_WHAT IS REQUIRED_
Pick out every line holding the string "Embedded" and copy it.

>> START

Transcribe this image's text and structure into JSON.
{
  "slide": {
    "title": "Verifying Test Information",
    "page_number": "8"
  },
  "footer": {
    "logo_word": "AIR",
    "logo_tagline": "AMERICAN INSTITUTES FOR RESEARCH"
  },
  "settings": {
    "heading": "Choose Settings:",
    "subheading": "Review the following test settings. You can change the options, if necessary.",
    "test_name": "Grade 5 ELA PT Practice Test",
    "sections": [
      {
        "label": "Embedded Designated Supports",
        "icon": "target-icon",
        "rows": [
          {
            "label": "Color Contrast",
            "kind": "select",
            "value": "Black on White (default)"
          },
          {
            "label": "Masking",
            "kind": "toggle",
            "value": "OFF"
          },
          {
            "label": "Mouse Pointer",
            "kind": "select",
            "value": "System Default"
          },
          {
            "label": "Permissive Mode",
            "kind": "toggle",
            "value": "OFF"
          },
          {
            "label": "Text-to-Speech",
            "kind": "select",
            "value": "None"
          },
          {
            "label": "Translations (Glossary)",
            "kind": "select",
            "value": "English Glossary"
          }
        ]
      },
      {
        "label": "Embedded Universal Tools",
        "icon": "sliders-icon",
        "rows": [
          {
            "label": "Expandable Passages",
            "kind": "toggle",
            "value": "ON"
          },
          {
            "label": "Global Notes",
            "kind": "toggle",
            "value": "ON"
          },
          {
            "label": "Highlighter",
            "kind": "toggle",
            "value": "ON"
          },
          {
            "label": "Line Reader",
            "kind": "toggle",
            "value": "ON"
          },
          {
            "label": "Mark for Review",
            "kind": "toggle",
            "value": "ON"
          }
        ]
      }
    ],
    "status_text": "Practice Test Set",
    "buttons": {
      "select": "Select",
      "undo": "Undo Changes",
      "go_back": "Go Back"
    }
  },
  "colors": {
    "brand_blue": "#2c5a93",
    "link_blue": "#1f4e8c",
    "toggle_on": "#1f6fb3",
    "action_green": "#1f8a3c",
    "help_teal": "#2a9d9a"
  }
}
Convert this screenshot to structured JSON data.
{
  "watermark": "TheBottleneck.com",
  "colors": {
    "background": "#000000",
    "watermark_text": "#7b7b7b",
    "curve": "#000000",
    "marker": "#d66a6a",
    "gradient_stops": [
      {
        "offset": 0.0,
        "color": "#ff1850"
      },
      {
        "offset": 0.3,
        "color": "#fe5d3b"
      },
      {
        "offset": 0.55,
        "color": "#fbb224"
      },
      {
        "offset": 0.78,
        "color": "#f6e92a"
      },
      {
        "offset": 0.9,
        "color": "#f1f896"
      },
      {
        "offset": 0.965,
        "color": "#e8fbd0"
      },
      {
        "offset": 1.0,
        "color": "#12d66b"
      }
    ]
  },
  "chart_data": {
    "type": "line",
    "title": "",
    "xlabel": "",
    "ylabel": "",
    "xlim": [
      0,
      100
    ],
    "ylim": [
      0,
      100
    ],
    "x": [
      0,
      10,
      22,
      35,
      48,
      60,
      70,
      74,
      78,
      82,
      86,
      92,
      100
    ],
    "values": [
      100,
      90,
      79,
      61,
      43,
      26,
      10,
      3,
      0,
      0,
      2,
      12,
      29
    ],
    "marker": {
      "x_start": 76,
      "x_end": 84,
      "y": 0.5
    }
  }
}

>> END

_EXERCISE OUTPUT_
        "label": "Embedded Designated Supports",
        "label": "Embedded Universal Tools",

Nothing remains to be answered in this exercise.